AIM OF THE EXERCISE:
In the text on the Bordighera Championship, explain the purpose of the committee chaired by John Jackson. Answer in one to three sentences.

Defunct tennis tournament
- Founded: 1913
- Abolished: 1952
- Location: Bordighera, Liguria, Italy
- Venue: Bordighera LTC
- Surface: Clay

= Bordighera Championship =

The Bordighera Championship was a combined clay court tennis tournament held at the Bordighera Lawn Tennis Club(f.1878), Bordighera, Liguria, Italy from 1913 to 1952.

==History==
The Bordighera Lawn Tennis Club was formally established in 1878 with the help of the Bishop of London John Jackson who chaired a committee of British expatriates, who were resident in Bordighera at that time to provide funds for the construction of the tennis behind the English Church. (this was the first tennis club in Italy). In 1913 the Bordighera Championship was established.

RECORDS PROVIDED:
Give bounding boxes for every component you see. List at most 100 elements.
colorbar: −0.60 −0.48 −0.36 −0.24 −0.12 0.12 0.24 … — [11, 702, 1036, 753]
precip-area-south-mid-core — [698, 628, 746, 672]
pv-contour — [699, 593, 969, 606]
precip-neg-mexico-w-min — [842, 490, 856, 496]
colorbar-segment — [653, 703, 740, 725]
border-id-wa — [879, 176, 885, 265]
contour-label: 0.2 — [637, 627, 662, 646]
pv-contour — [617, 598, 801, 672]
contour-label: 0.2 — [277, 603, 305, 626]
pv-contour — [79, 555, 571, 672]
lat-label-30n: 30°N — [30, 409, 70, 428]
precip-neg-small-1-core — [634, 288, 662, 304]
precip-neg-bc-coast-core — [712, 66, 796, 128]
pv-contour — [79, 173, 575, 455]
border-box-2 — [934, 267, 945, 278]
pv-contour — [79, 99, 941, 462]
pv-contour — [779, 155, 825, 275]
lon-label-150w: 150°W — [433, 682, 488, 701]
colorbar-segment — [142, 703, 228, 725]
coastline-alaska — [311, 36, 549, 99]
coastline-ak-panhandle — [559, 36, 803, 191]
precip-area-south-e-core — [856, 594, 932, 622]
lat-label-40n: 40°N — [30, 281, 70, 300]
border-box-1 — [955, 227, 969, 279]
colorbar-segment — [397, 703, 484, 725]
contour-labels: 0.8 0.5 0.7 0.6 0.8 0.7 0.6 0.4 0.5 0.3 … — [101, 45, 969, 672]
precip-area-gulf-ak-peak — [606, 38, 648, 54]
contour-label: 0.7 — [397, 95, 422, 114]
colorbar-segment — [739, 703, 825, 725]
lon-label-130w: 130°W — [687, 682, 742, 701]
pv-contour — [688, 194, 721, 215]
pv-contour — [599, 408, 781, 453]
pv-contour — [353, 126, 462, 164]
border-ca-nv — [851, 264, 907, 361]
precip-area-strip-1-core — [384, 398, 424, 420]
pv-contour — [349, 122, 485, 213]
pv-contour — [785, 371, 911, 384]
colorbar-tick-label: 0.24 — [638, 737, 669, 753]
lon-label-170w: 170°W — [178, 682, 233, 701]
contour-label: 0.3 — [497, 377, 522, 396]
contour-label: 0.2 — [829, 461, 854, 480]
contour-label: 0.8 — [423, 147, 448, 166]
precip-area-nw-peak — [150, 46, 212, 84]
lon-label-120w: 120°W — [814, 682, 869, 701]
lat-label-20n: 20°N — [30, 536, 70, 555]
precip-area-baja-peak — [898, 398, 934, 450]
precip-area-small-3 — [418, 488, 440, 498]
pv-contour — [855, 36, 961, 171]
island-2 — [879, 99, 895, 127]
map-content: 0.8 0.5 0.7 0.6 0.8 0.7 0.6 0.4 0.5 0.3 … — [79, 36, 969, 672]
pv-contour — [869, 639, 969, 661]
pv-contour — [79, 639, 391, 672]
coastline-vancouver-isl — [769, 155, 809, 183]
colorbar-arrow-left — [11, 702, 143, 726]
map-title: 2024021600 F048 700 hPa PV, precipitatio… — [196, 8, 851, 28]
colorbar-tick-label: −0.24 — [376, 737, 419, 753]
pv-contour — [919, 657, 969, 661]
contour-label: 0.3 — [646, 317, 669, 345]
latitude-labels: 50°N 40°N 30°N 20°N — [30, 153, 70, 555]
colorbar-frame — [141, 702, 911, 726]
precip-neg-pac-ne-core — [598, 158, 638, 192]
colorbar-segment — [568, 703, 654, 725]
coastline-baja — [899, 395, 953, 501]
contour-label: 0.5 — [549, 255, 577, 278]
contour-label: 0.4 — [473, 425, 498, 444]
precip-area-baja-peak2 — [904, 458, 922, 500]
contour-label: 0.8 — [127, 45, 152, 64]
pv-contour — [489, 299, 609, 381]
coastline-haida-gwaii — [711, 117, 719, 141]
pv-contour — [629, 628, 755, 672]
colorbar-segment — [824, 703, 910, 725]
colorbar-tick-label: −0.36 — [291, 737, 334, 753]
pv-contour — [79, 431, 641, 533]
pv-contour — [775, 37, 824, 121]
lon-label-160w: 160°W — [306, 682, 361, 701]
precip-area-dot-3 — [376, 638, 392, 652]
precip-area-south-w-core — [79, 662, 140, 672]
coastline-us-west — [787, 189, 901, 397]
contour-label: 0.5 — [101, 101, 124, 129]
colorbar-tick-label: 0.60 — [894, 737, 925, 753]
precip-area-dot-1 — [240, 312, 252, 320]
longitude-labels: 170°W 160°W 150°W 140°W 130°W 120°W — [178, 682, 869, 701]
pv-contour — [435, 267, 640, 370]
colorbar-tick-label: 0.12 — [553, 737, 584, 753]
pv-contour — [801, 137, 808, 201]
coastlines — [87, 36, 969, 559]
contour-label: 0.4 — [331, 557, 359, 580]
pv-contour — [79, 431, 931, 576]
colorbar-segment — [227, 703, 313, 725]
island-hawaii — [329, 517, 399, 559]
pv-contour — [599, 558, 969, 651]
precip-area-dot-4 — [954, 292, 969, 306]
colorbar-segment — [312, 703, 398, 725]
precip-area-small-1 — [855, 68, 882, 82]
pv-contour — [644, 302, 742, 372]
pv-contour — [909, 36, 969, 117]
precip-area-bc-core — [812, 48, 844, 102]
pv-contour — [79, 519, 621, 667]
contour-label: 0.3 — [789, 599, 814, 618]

RESULT BELOW:
The committee of British expatriates living in Bordighera was formed to provide funds for the construction of the tennis behind the English Church. Through this, the Bordighera Lawn Tennis Club was formally established in 1878.